▶ **PASSAGE TO READ**:
───

Skip to main content

Overview

The Python backend (backend/api.py) is a FastAPI application that serves as the data processing and persistence layer. It receives scraped chapters via HTTP API, stores them in JSONL files, and generates EPUB books when scraping is complete.

Technology Stack

FastAPI

Modern async web framework for building APIs with automatic OpenAPI documentation

ebooklib

Python library for reading and writing EPUB files with full metadata support

Pydantic

Data validation using Python type hints for request/response models

JSONL Storage

Line-delimited JSON files for efficient chapter appending and streaming

Application Initialization

Path Configuration

The backend receives the user data path as a command-line argument from Electron:
api.py:17-28
# Electron will pass the 'userData' path as the first argument
BASE_OUTPUT = sys.argv[1] if len(sys.argv) > 1 else os.path.join(os.getcwd(), "output")

# Define subdirectories for organized storage
HISTORY_DIR = os.path.join(BASE_OUTPUT, "history")
JOBS_DIR = os.path.join(BASE_OUTPUT, "jobs")
EPUB_DIR = os.path.join(BASE_OUTPUT, "epubs")

# Create directories if they don't exist
for folder in [HISTORY_DIR, JOBS_DIR, EPUB_DIR]:
    os.makedirs(folder, exist_ok=True)
This design allows the backend to work both as a standalone server (development) and as a bundled binary (production) by accepting the output directory as an argument.

Startup Lifecycle

api.py:42-48
@asynccontextmanager
async def lifespan(app: FastAPI):
    print(f"🚀 Engine starting... Data home: {BASE_OUTPUT}")
    yield
    print("💤 Engine shutting down...")

app = FastAPI(lifespan=lifespan)

CORS Configuration

api.py:50-56
app.add_middleware(
    CORSMiddleware,
    allow_origins=["*"],
    allow_credentials=True,
    allow_methods=["*"],
    allow_headers=["*"],
)
In production, you should restrict allow_origins to only http://127.0.0.1:8000 and the Electron renderer origin for security.

Data Models

Pydantic models validate incoming request data:
api.py:82-97
class FinalizeData(BaseModel):
    job_id: str
    novel_name: str
    author: str = ""
    cover_data: str = ""

class StopScrapeData(BaseModel):
    job_id: str
    reason: str = "user_requested"

class ResumeScrapeData(BaseModel):
    job_id: str
    start_url: str
    novel_name: str
    author: str = ""
    cover_data: str = ""

Core Endpoints

Health Check

The simplest endpoint used by Electron to verify the engine is running:
api.py:403-405
@app.get("/api/health")
def health_check():
    return {"status": "ok", "version": "1.0.0"}

Save Chapter

The most critical endpoint that receives scraped chapter data and stores it:
api.py:136-186
@app.post("/api/save-chapter")
def save_chapter(data: dict):
    job_id = data.get("job_id")
    if not job_id:
        raise HTTPException(status_code=400, detail="Missing job_id")

───

Rows from a layout dataset
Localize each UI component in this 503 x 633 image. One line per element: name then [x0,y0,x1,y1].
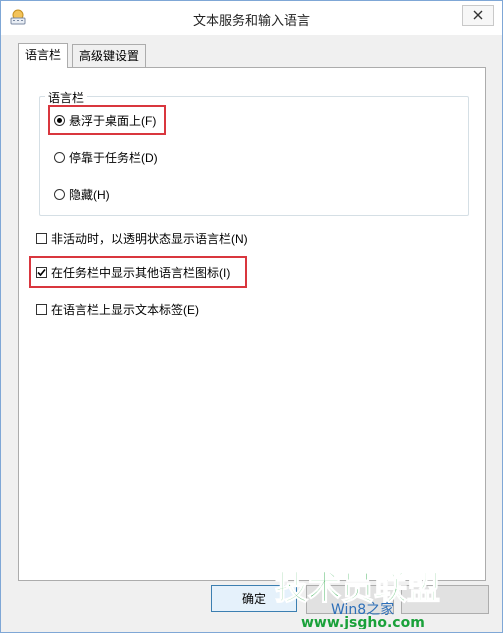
checkbox-label: 在语言栏上显示文本标签(E) [51,302,199,317]
ok-button[interactable]: 确定 [211,585,297,612]
highlight-box-taskbar-icons [29,256,247,288]
dialog-window: 文本服务和输入语言 语言栏 高级键设置 语言栏 悬浮于桌面上(F) 停靠于任务栏… [0,0,503,633]
radio-label: 停靠于任务栏(D) [69,150,158,165]
title-bar[interactable]: 文本服务和输入语言 [1,1,502,35]
groupbox-legend: 语言栏 [45,89,88,106]
radio-button[interactable] [54,151,65,163]
radio-hidden[interactable]: 隐藏(H) [54,185,110,203]
close-icon [473,9,483,23]
radio-dock-in-taskbar[interactable]: 停靠于任务栏(D) [54,148,158,166]
language-bar-groupbox: 语言栏 悬浮于桌面上(F) 停靠于任务栏(D) 隐藏(H) [39,89,469,216]
tab-panel-language-bar: 语言栏 悬浮于桌面上(F) 停靠于任务栏(D) 隐藏(H) 非活动时，以透明状态… [18,67,486,581]
highlight-box-float [48,105,166,135]
checkbox-label: 非活动时，以透明状态显示语言栏(N) [51,231,248,246]
checkbox-box[interactable] [36,303,47,315]
checkbox-show-text-labels[interactable]: 在语言栏上显示文本标签(E) [36,300,199,318]
checkbox-box[interactable] [36,232,47,244]
watermark-url: www.jsgho.com [301,615,425,629]
tab-label: 高级键设置 [79,49,140,63]
apply-button[interactable] [401,585,489,614]
cancel-button[interactable] [306,585,394,614]
window-title: 文本服务和输入语言 [192,13,310,28]
tab-label: 语言栏 [25,48,62,62]
checkbox-transparent-when-inactive[interactable]: 非活动时，以透明状态显示语言栏(N) [36,229,248,247]
radio-button[interactable] [54,188,65,200]
tab-advanced-key-settings[interactable]: 高级键设置 [72,44,147,67]
tab-language-bar[interactable]: 语言栏 [18,43,69,68]
radio-label: 隐藏(H) [69,187,110,202]
close-button[interactable] [462,5,494,26]
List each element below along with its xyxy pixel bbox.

───

▶ **SHORT PROBLEM**: Reproduce the section of the Python backend documentation starting at "# Define subdirectories" and ending at "os.makedirs(folder, exist_ok=True)".

▶ **EXERCISE RESPONSE**:
# Define subdirectories for organized storage
HISTORY_DIR = os.path.join(BASE_OUTPUT, "history")
JOBS_DIR = os.path.join(BASE_OUTPUT, "jobs")
EPUB_DIR = os.path.join(BASE_OUTPUT, "epubs")

# Create directories if they don't exist
for folder in [HISTORY_DIR, JOBS_DIR, EPUB_DIR]:
    os.makedirs(folder, exist_ok=True)